Required work |
Present the following entries again, word for word and in full.

Raw records |
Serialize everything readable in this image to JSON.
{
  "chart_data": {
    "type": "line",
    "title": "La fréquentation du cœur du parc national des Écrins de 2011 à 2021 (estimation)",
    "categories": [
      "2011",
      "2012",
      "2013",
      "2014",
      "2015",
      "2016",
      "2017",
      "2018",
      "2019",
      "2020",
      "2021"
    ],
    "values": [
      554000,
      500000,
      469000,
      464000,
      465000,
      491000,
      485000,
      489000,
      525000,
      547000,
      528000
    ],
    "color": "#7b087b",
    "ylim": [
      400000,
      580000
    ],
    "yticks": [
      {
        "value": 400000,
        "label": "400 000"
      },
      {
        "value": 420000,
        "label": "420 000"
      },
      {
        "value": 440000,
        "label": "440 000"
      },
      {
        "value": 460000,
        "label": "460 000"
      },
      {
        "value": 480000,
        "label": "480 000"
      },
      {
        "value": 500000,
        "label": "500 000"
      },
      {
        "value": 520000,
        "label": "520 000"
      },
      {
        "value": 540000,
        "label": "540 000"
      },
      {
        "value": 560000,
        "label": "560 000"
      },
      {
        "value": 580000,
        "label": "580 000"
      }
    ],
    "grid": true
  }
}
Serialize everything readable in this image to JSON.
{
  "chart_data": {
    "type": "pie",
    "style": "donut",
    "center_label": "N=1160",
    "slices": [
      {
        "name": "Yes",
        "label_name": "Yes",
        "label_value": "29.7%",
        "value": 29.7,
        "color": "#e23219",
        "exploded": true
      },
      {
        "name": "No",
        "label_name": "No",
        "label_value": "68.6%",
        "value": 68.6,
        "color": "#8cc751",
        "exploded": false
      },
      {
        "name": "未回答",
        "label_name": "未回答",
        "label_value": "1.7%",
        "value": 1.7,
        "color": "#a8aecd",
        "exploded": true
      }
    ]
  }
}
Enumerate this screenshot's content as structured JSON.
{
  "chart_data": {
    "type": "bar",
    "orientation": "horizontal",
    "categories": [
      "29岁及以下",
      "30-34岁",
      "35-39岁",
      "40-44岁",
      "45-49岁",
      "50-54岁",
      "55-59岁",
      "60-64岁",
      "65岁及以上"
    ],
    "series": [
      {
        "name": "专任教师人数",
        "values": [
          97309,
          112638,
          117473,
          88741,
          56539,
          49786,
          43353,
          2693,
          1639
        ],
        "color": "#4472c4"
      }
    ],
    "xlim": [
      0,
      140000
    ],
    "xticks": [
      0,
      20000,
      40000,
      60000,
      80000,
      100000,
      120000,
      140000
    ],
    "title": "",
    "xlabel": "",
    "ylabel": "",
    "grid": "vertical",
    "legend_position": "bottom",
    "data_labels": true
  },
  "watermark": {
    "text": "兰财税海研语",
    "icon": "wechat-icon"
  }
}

Expected answer |
Serialize everything readable in this image to JSON.
{
  "chart_data": {
    "type": "line",
    "title": "La fréquentation du cœur du parc national des Écrins de 2011 à 2021 (estimation)",
    "categories": [
      "2011",
      "2012",
      "2013",
      "2014",
      "2015",
      "2016",
      "2017",
      "2018",
      "2019",
      "2020",
      "2021"
    ],
    "values": [
      554000,
      500000,
      469000,
      464000,
      465000,
      491000,
      485000,
      489000,
      525000,
      547000,
      528000
    ],
    "color": "#7b087b",
    "ylim": [
      400000,
      580000
    ],
    "yticks": [
      {
        "value": 400000,
        "label": "400 000"
      },
      {
        "value": 420000,
        "label": "420 000"
      },
      {
        "value": 440000,
        "label": "440 000"
      },
      {
        "value": 460000,
        "label": "460 000"
      },
      {
        "value": 480000,
        "label": "480 000"
      },
      {
        "value": 500000,
        "label": "500 000"
      },
      {
        "value": 520000,
        "label": "520 000"
      },
      {
        "value": 540000,
        "label": "540 000"
      },
      {
        "value": 560000,
        "label": "560 000"
      },
      {
        "value": 580000,
        "label": "580 000"
      }
    ],
    "grid": true
  }
}
Serialize everything readable in this image to JSON.
{
  "chart_data": {
    "type": "pie",
    "style": "donut",
    "center_label": "N=1160",
    "slices": [
      {
        "name": "Yes",
        "label_name": "Yes",
        "label_value": "29.7%",
        "value": 29.7,
        "color": "#e23219",
        "exploded": true
      },
      {
        "name": "No",
        "label_name": "No",
        "label_value": "68.6%",
        "value": 68.6,
        "color": "#8cc751",
        "exploded": false
      },
      {
        "name": "未回答",
        "label_name": "未回答",
        "label_value": "1.7%",
        "value": 1.7,
        "color": "#a8aecd",
        "exploded": true
      }
    ]
  }
}
Enumerate this screenshot's content as structured JSON.
{
  "chart_data": {
    "type": "bar",
    "orientation": "horizontal",
    "categories": [
      "29岁及以下",
      "30-34岁",
      "35-39岁",
      "40-44岁",
      "45-49岁",
      "50-54岁",
      "55-59岁",
      "60-64岁",
      "65岁及以上"
    ],
    "series": [
      {
        "name": "专任教师人数",
        "values": [
          97309,
          112638,
          117473,
          88741,
          56539,
          49786,
          43353,
          2693,
          1639
        ],
        "color": "#4472c4"
      }
    ],
    "xlim": [
      0,
      140000
    ],
    "xticks": [
      0,
      20000,
      40000,
      60000,
      80000,
      100000,
      120000,
      140000
    ],
    "title": "",
    "xlabel": "",
    "ylabel": "",
    "grid": "vertical",
    "legend_position": "bottom",
    "data_labels": true
  },
  "watermark": {
    "text": "兰财税海研语",
    "icon": "wechat-icon"
  }
}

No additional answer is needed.